**Stored records:**
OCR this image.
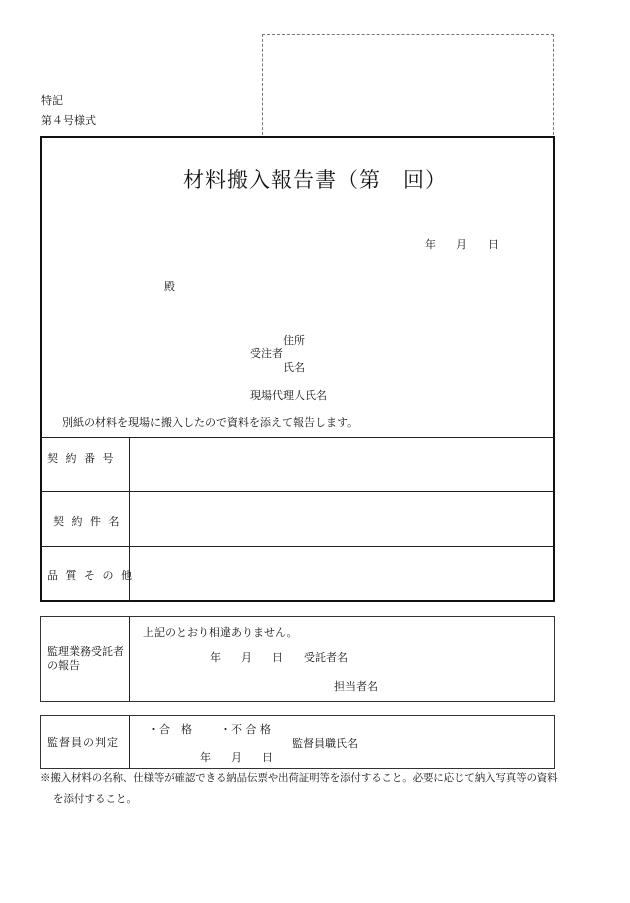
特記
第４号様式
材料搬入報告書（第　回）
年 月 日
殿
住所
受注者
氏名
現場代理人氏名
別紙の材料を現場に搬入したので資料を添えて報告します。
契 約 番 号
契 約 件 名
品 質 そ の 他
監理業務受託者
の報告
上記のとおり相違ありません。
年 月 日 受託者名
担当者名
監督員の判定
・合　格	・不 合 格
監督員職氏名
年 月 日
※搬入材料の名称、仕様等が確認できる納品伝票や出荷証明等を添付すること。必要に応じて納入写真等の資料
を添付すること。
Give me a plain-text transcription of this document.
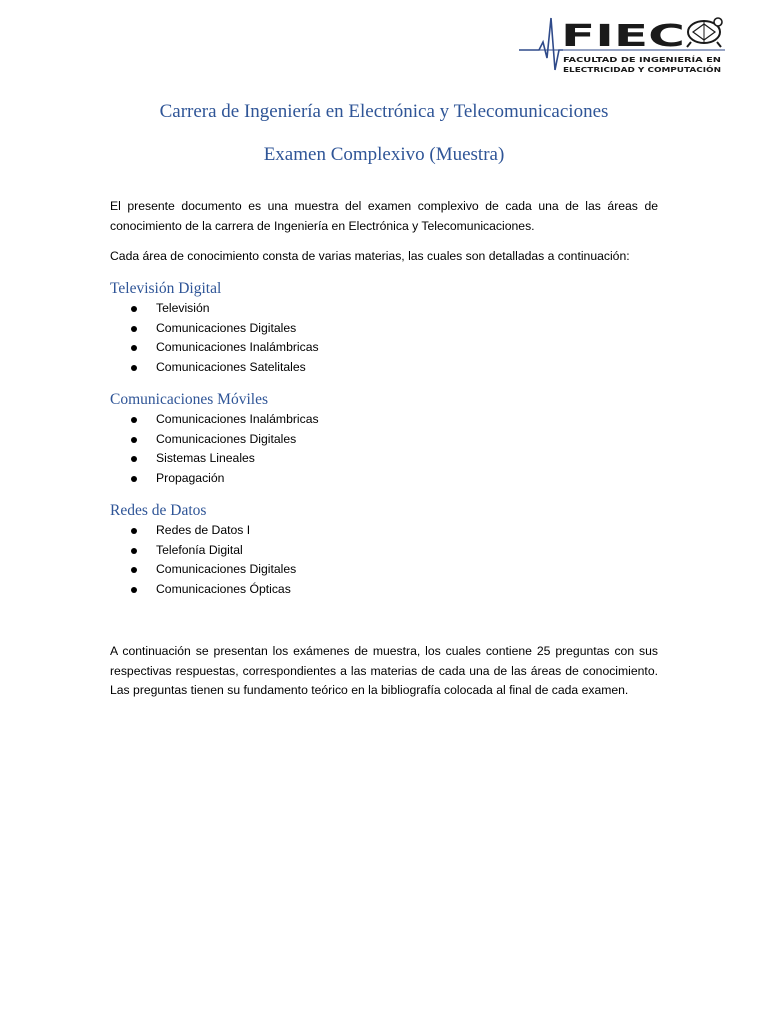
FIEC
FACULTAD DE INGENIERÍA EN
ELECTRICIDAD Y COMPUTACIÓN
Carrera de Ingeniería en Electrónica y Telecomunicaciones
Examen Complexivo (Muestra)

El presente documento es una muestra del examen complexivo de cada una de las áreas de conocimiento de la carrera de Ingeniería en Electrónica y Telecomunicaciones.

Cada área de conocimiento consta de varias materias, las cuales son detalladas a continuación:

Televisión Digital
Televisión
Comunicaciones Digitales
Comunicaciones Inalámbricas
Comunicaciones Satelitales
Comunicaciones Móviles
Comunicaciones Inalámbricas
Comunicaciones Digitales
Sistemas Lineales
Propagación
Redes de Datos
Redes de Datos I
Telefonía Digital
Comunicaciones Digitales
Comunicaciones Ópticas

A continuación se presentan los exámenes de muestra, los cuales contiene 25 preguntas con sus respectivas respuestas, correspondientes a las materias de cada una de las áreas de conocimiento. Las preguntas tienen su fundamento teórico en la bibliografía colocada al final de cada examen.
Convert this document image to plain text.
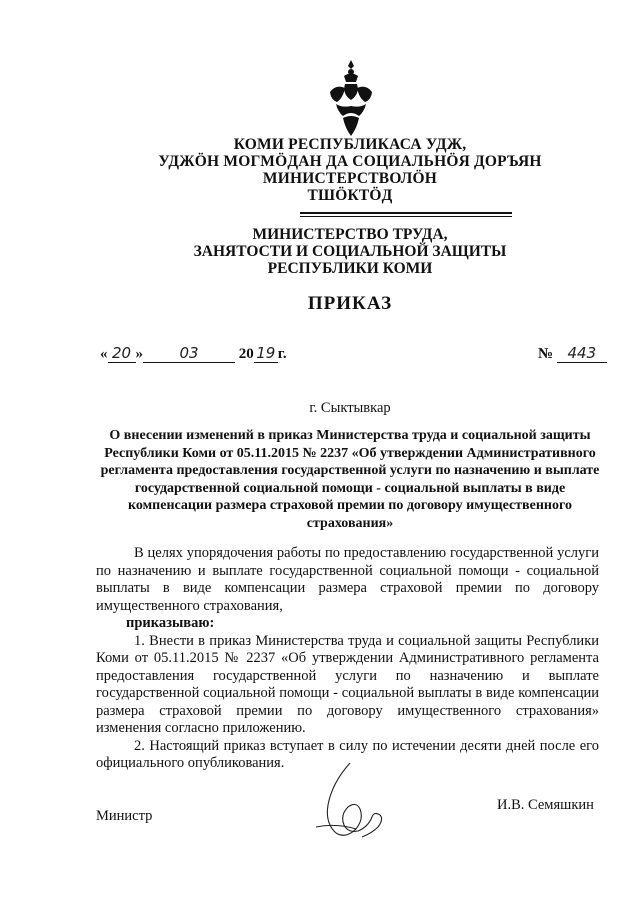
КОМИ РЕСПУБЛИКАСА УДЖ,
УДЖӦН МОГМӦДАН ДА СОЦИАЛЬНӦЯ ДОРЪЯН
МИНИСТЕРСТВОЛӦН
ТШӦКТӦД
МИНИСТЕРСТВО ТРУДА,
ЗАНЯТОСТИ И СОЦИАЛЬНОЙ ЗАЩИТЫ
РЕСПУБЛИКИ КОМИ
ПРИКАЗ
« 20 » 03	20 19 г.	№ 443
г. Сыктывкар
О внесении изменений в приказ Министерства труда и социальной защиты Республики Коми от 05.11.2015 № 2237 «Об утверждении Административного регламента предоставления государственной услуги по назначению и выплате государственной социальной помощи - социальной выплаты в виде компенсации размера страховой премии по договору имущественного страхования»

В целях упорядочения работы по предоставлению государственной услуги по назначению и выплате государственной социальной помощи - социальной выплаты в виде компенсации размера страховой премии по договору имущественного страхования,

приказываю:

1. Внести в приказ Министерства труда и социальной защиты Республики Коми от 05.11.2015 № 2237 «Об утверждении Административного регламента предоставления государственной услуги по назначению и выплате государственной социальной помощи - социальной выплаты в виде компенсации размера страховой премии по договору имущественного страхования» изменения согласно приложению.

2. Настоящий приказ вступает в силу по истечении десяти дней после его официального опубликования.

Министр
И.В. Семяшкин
==
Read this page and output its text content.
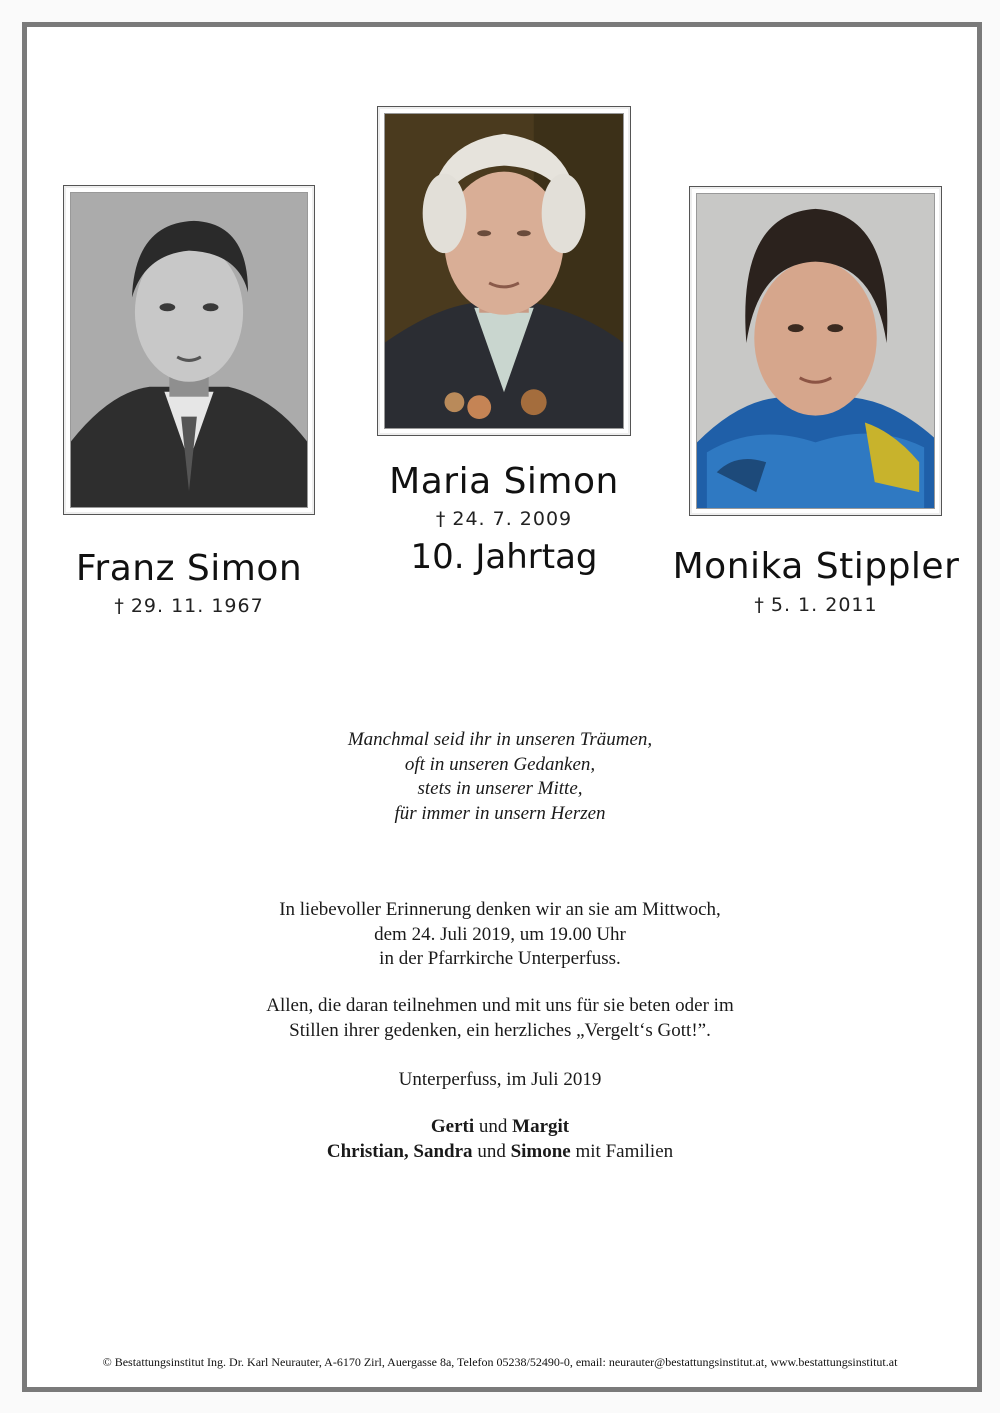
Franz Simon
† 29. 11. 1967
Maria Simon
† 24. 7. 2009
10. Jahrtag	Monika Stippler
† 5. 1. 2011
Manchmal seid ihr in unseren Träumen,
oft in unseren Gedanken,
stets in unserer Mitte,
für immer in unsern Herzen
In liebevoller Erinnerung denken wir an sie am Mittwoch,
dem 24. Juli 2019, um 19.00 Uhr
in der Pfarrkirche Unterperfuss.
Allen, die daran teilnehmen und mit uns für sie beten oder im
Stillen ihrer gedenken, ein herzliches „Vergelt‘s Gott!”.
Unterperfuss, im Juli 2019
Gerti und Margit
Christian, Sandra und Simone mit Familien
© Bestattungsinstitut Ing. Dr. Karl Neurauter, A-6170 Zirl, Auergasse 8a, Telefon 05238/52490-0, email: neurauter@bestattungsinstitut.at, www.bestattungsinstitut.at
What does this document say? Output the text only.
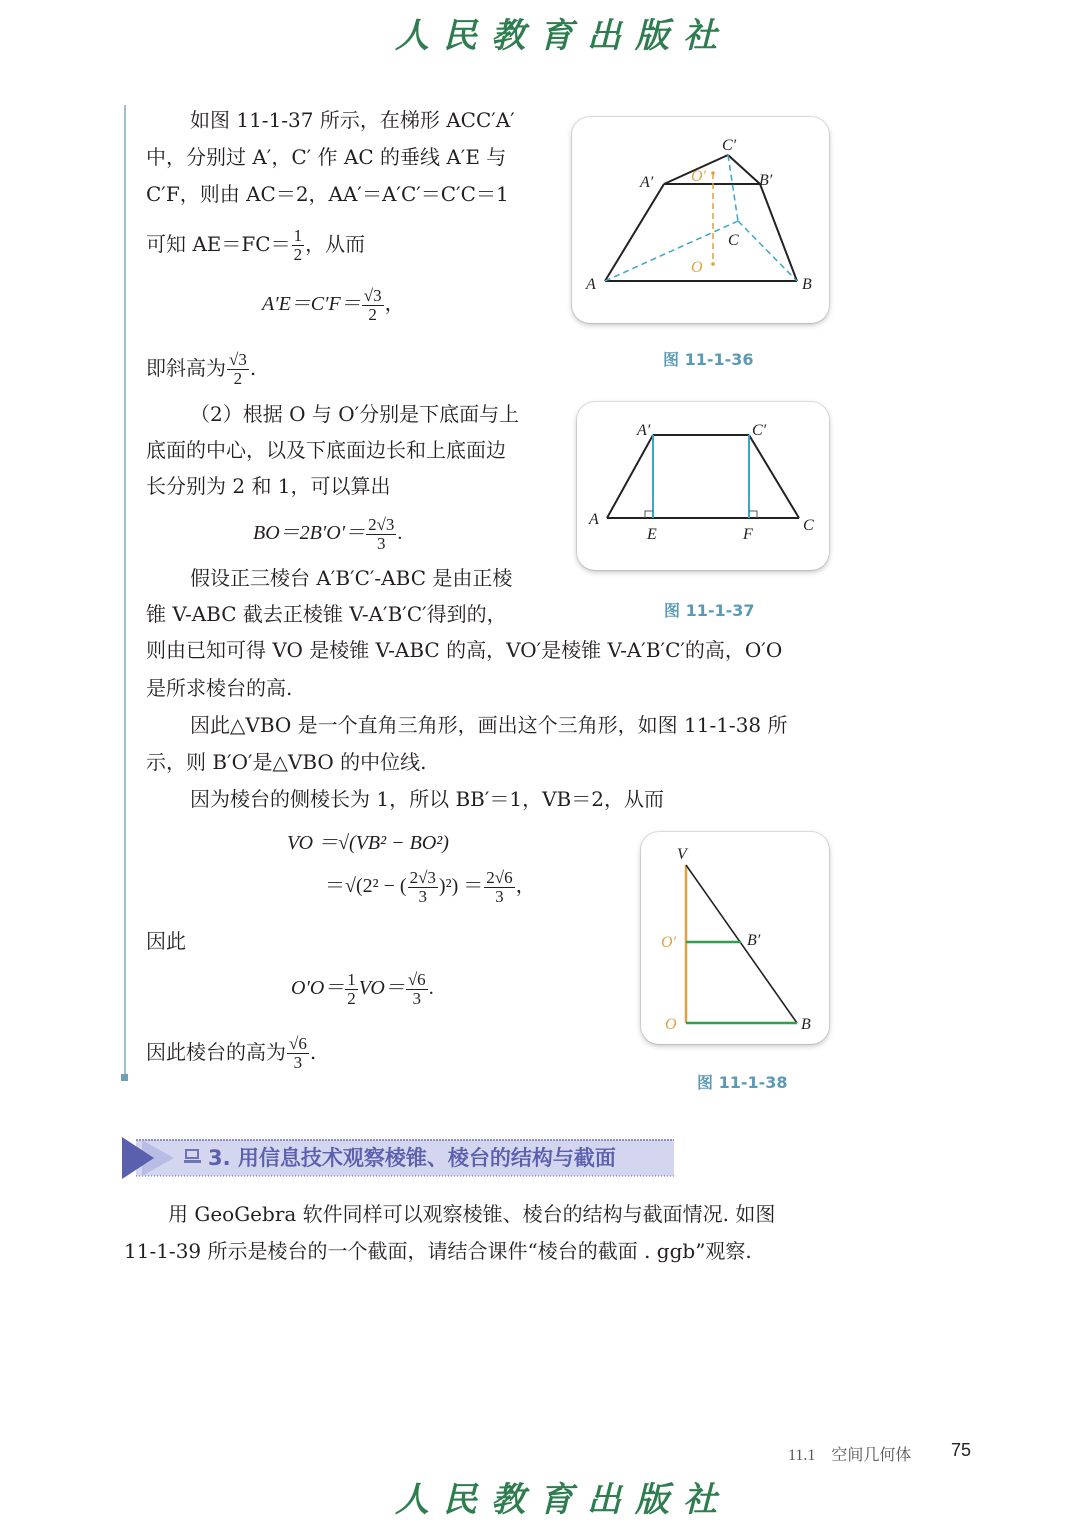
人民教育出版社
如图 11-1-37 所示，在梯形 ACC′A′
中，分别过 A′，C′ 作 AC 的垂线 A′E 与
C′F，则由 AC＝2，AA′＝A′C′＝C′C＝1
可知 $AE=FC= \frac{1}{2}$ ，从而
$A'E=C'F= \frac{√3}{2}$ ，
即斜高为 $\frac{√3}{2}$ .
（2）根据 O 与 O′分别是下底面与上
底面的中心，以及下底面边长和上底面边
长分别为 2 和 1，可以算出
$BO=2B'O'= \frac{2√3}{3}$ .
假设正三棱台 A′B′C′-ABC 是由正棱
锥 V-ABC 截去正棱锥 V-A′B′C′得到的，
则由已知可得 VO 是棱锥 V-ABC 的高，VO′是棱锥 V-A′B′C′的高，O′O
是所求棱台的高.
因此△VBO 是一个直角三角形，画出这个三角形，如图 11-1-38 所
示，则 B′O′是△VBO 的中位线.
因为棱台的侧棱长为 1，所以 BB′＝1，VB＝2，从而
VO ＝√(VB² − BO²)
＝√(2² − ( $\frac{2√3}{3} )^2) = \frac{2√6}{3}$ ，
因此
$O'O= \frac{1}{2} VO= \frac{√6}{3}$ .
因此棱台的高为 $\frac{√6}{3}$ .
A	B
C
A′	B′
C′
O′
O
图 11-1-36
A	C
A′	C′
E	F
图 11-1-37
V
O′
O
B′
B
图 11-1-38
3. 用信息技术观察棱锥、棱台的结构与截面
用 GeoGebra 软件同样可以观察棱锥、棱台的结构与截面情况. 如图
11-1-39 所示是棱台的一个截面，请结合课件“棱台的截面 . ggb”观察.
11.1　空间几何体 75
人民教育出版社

**Job:** Collect each line above holding the string "materias".

**Response:**
Cada área de conocimiento consta de varias materias, las cuales son detalladas a continuación:
A continuación se presentan los exámenes de muestra, los cuales contiene 25 preguntas con sus respectivas respuestas, correspondientes a las materias de cada una de las áreas de conocimiento. Las preguntas tienen su fundamento teórico en la bibliografía colocada al final de cada examen.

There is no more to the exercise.